Estratto >>
★ ★ ★ ★ ★ ★ ★
Alle Primarie del Partito Democratico ho votato Elly Schlein: lo confesso!

di PIERO ALESSI

Dopo molto tempo torno, grazie ad uno stimolante articolo di Nicola Porro, a proposito delle primarie del PD, a consegnare una mia brevissima riflessione alla comunità di Spazio Libero Blog. Premetto che lo faccio anche perché non mi pare opportuno relegare la questione ad un dibattito interno ad un partito. Le conseguenze di quanto avvenuto con le primarie del PD hanno un interesse di carattere generale che travalica le appartenenze e diviene, sotto certi aspetti un dibattito non solo meramente politico ma persino culturale, perché ci parla di una società che cambia con velocità repentina. Dunque, il Blog, fedele ai suoi principi ispiratori, non può non cogliere le suggestioni che la questione propone a tutti noi, al di fuori da ogni partigianeria.

Svolgo da poco più di un anno, con fatica ma anche con passione, il ruolo di segretario del PD locale. In questa veste ho ritenuto, come da antica e probabilmente anacronistica “scuola”, di non prendere posizione esplicita sulla competizione congressuale aperta a seguito della sconfitta alle “politiche” dello scorso settembre 2022 e delle conseguenti dimissioni di Enrico Letta da segretario nazionale. Oggi, dismesso l’abito notarile superpartes che avevo indossato per l’occasione, posso senza alcuna reticenza dichiarare che ho votato Elly Schlein sia nella prima tornata riservata agli iscritti che nella seconda, aperta a quanti avessero voluto partecipare.
★ ★ ★ ★ ★ ★ ★
Dati salvati >>
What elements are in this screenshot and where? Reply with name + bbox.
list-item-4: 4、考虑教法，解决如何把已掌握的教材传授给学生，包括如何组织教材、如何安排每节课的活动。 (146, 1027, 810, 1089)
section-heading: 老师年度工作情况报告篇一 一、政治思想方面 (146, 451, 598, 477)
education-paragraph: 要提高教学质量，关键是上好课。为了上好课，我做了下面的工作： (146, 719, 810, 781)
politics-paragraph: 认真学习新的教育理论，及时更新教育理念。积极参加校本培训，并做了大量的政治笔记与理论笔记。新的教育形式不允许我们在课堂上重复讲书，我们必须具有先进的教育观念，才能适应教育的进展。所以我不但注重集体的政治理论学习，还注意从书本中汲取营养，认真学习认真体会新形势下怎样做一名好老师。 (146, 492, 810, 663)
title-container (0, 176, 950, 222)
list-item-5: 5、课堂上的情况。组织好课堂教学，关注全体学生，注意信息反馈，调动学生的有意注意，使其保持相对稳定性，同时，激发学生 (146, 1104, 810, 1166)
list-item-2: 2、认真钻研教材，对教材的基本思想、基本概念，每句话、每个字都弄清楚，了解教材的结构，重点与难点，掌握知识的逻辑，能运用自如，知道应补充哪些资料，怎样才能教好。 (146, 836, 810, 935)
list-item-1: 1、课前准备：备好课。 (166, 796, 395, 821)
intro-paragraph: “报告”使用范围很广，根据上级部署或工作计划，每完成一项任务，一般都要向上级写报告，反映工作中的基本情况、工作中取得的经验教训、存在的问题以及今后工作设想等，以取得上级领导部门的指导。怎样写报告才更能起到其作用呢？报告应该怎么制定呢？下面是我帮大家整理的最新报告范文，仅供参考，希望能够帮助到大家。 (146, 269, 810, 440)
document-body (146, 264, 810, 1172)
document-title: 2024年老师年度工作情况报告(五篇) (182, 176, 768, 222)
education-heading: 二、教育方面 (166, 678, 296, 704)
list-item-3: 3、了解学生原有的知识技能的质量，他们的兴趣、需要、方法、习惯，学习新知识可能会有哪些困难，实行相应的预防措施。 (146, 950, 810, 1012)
★ ★ ★ ★ ★ ★ ★
Esercizio scritto 1 >> Secondo l'articolo, quale ruolo svolge chi scrive da poco più di un anno?
Esercizio scritto 2 >> Per favore, trascrivi dall'articolo tutto ciò che va da "Svolgo da poco" fino a "avessero voluto partecipare.".
Per rispondere basati soltanto sull'articolo.

Soluzione scritta 1 >> Il ruolo di segretario del PD locale.

Soluzione scritta 2 >>
Svolgo da poco più di un anno, con fatica ma anche con passione, il ruolo di segretario del PD locale. In questa veste ho ritenuto, come da antica e probabilmente anacronistica “scuola”, di non prendere posizione esplicita sulla competizione congressuale aperta a seguito della sconfitta alle “politiche” dello scorso settembre 2022 e delle conseguenti dimissioni di Enrico Letta da segretario nazionale. Oggi, dismesso l’abito notarile superpartes che avevo indossato per l’occasione, posso senza alcuna reticenza dichiarare che ho votato Elly Schlein sia nella prima tornata riservata agli iscritti che nella seconda, aperta a quanti avessero voluto partecipare.